## WHAT IS EXPECTED:
For every line in the records that has the word "this", make a copy.

## PROVIDED ENTRIES:
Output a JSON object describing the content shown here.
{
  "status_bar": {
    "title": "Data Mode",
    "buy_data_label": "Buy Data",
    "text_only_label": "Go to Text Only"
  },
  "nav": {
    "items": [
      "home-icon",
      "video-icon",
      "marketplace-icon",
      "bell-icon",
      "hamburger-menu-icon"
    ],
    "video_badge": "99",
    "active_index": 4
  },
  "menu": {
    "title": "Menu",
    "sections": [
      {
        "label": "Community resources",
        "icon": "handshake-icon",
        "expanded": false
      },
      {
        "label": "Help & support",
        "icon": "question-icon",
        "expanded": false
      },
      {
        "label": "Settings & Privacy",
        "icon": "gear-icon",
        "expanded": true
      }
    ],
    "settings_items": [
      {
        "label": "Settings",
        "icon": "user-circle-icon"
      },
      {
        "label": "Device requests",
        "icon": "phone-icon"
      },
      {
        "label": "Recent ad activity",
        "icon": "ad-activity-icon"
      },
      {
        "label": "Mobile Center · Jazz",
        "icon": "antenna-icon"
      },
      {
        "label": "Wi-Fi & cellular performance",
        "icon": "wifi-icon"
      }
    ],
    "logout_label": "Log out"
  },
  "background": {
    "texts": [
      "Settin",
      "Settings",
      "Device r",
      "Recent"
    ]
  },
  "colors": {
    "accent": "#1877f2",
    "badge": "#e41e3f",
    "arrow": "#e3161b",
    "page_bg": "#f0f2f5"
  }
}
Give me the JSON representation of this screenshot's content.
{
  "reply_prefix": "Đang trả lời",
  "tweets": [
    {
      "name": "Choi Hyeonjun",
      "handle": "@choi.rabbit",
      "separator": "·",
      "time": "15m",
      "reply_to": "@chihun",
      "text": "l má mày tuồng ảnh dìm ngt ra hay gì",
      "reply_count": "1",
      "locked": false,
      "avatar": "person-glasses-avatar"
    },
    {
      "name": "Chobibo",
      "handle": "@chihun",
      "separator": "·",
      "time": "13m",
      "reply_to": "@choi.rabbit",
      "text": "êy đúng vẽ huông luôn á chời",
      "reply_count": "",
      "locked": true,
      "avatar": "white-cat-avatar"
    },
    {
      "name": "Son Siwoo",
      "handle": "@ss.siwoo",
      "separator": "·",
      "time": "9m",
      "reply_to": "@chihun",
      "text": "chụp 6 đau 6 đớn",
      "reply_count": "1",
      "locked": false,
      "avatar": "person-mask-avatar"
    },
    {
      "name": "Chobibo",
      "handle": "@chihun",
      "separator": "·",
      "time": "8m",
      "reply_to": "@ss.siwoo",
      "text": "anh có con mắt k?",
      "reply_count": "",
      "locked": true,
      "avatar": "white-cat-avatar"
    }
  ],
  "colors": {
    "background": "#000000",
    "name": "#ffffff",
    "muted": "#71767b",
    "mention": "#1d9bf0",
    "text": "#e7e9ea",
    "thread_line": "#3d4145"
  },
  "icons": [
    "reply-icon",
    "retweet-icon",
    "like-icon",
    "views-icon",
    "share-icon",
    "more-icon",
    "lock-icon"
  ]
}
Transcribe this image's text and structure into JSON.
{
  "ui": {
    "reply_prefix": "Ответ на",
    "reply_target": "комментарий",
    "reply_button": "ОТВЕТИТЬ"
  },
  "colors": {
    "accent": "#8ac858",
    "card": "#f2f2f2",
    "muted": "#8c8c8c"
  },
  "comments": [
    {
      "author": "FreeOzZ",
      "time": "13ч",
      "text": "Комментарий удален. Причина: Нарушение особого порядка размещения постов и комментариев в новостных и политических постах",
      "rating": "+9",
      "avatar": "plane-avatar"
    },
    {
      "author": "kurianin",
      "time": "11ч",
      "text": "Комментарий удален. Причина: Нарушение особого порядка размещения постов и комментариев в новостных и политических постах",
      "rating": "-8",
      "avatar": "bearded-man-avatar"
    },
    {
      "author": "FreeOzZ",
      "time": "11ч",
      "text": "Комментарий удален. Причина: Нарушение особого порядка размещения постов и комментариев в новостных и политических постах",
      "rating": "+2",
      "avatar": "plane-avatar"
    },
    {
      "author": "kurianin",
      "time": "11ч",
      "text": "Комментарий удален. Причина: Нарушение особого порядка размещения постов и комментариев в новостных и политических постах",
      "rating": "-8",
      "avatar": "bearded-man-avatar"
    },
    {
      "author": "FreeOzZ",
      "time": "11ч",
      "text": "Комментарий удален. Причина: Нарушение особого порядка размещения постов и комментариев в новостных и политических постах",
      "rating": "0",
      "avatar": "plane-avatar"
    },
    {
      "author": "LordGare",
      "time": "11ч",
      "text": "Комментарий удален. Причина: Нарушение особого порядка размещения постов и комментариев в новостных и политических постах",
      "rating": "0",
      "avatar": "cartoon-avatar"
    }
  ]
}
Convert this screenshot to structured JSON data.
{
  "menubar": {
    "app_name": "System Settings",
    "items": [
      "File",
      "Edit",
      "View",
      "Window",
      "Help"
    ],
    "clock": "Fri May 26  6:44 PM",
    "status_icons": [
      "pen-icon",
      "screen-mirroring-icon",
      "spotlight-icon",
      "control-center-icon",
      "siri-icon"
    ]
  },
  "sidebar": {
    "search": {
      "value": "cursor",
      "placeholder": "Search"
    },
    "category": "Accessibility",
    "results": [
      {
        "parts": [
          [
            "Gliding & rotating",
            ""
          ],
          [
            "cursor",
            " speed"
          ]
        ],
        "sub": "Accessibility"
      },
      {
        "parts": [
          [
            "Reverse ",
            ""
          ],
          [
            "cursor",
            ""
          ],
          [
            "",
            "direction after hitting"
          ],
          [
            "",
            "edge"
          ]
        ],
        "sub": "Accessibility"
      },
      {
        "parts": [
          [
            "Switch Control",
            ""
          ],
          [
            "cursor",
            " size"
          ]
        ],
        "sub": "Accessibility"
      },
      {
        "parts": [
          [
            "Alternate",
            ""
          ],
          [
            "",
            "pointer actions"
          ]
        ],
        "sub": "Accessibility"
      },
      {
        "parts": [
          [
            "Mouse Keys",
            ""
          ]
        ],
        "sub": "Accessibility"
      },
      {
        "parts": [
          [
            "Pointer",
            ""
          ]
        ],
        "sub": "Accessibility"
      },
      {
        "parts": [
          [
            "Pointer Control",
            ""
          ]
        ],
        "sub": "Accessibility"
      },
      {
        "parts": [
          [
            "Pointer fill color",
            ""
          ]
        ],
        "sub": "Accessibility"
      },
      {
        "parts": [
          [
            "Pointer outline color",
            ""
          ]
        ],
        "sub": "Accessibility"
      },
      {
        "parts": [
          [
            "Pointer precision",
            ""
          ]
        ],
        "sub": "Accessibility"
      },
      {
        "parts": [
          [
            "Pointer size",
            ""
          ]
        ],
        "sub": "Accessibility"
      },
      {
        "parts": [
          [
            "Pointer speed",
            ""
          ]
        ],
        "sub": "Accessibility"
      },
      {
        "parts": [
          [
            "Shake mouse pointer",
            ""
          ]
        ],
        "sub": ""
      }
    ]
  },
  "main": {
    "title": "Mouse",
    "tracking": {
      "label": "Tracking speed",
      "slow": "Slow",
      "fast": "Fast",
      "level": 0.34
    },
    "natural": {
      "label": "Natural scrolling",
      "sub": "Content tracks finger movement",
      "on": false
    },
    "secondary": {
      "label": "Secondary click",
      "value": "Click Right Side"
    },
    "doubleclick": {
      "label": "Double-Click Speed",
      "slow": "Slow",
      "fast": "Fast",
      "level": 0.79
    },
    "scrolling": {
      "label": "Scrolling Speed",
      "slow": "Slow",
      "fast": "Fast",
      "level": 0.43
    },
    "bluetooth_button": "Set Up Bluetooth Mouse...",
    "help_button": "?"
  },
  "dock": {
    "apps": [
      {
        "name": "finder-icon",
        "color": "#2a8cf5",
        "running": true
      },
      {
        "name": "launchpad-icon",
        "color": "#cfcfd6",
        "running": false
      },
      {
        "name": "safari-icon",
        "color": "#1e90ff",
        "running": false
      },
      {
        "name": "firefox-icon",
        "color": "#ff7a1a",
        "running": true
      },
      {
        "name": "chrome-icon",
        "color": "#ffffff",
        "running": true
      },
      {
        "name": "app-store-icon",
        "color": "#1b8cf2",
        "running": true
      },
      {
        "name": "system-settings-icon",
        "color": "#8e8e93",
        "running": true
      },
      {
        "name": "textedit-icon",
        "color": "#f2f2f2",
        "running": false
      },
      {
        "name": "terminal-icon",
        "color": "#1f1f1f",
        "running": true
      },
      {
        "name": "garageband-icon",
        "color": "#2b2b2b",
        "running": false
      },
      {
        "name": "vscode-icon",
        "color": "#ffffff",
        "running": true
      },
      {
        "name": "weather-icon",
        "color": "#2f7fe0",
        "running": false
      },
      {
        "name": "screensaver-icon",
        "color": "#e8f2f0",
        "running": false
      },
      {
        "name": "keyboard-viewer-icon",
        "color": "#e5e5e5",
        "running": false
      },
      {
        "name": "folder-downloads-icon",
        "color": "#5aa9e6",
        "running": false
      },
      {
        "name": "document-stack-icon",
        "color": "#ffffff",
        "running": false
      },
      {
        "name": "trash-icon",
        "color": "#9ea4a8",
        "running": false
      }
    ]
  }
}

## EXPECTED ANSWER:
Give me the JSON representation of this screenshot's content.
Transcribe this image's text and structure into JSON.
Convert this screenshot to structured JSON data.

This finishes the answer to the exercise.